Set task:
Collect each line of the entries that holds the string "text".

Recorded data:
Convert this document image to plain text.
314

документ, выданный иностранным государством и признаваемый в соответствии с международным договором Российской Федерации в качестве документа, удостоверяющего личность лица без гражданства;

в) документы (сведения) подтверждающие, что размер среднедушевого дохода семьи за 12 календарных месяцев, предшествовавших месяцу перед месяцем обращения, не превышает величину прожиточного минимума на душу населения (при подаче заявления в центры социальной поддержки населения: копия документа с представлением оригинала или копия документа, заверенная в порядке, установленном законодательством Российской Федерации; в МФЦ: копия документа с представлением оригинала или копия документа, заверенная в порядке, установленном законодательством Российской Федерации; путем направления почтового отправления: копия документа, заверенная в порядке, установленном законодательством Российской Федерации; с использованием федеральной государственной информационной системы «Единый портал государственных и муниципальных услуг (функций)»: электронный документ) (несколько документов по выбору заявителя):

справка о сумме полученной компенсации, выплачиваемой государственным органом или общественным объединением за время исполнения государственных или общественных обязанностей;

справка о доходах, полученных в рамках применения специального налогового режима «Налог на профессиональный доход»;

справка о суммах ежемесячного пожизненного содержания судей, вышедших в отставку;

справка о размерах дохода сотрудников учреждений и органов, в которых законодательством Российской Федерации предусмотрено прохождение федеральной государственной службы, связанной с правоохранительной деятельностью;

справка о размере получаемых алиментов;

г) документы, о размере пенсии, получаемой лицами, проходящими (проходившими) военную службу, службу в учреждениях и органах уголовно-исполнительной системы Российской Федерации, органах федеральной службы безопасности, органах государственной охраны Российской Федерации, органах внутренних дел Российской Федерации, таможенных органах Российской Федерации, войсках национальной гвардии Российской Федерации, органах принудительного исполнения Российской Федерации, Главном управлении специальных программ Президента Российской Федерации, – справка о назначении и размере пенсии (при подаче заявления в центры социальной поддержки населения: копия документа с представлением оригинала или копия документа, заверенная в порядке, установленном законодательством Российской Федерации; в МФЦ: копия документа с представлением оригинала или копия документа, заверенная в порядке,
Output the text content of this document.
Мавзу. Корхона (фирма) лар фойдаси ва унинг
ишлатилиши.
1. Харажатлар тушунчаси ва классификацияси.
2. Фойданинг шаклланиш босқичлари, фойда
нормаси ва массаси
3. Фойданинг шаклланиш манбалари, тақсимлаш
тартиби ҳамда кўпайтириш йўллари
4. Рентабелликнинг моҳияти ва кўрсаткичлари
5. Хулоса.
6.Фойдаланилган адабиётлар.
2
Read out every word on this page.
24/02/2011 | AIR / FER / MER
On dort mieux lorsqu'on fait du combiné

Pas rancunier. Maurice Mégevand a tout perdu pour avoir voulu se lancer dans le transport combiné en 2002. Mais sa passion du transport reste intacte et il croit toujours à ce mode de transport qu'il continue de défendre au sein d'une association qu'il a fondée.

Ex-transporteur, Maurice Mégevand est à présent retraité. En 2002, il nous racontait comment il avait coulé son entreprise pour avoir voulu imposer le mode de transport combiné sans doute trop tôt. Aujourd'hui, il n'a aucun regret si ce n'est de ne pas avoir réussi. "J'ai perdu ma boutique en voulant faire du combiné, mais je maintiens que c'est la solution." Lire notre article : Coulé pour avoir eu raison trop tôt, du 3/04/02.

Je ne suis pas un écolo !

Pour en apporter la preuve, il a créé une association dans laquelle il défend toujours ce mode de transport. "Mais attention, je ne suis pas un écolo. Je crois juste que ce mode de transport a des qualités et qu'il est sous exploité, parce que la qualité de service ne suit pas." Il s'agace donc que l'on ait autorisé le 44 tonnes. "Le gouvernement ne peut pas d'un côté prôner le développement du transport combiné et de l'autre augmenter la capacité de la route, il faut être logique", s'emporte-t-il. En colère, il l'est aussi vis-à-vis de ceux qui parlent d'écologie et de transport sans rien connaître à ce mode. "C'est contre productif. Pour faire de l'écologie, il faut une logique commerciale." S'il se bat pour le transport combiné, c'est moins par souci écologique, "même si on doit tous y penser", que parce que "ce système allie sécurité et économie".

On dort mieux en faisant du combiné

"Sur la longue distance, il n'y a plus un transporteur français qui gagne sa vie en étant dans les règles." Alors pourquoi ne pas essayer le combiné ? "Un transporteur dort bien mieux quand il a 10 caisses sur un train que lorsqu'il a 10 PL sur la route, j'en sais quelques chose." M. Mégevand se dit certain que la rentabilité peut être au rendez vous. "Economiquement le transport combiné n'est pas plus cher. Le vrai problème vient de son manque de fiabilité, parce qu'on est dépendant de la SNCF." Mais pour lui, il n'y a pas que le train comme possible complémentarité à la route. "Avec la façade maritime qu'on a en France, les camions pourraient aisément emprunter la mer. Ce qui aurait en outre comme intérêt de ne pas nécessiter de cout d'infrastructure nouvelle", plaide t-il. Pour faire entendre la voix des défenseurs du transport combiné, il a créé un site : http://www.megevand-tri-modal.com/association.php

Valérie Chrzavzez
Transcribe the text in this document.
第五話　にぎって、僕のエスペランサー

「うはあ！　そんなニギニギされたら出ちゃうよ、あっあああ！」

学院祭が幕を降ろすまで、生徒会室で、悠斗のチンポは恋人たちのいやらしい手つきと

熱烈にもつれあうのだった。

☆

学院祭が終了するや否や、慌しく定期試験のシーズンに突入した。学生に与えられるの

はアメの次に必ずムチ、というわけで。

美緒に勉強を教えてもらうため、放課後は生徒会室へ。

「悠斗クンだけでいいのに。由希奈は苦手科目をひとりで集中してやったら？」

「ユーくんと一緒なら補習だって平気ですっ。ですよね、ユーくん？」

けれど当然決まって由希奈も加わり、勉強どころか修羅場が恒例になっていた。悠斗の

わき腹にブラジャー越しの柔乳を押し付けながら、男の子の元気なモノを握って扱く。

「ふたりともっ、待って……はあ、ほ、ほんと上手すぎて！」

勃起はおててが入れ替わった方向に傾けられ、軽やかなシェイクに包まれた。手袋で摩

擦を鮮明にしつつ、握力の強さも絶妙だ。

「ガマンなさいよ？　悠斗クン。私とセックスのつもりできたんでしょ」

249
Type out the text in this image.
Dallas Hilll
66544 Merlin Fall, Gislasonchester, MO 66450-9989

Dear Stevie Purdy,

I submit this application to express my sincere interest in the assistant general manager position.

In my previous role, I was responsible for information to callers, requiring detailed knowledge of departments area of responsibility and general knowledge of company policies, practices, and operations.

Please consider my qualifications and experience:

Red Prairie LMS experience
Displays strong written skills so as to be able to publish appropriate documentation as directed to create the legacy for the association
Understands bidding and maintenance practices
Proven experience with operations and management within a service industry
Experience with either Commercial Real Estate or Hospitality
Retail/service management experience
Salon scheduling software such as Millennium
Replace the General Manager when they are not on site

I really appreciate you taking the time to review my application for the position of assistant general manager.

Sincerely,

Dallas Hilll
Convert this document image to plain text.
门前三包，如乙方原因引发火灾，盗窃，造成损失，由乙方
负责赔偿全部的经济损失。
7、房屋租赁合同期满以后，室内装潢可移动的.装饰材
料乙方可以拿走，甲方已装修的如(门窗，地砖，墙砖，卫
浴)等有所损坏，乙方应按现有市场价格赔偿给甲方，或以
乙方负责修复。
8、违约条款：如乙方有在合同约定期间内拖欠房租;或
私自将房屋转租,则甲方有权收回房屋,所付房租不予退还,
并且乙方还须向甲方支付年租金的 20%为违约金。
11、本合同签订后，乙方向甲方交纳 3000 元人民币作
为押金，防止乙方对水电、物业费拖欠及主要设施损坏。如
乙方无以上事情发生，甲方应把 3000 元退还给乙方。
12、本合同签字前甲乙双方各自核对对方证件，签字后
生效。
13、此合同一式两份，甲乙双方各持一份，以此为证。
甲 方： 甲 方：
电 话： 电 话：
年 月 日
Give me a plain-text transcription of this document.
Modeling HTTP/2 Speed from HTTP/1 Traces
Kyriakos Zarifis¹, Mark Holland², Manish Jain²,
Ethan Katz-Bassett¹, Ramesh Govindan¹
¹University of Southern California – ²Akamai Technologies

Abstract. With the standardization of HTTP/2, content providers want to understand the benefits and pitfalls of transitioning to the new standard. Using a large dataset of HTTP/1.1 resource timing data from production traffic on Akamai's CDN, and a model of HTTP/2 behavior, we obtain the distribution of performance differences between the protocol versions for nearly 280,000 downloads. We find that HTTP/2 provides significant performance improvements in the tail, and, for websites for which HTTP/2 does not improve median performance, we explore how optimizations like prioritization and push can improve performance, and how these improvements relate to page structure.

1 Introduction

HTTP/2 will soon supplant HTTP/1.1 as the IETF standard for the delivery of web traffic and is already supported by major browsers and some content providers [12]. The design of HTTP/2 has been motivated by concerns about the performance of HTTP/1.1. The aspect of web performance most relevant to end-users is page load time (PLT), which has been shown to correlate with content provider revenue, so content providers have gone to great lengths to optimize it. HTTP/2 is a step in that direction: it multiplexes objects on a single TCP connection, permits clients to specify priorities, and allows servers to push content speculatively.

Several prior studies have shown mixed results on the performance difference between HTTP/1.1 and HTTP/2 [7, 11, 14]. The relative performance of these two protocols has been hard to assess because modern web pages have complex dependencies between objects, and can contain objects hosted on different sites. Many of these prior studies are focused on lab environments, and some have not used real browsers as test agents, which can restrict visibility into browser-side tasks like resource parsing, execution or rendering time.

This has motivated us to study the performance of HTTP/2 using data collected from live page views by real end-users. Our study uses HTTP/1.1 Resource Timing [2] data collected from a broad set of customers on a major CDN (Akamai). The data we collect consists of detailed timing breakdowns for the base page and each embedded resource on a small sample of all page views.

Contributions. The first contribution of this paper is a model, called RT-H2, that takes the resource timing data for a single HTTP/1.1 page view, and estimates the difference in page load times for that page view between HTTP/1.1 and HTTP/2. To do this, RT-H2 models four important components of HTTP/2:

Solution below:
Convert this document image to plain text.
Output the text content of this document.
Transcribe the text in this document.
Type out the text in this image.
Convert this document image to plain text.
Give me a plain-text transcription of this document.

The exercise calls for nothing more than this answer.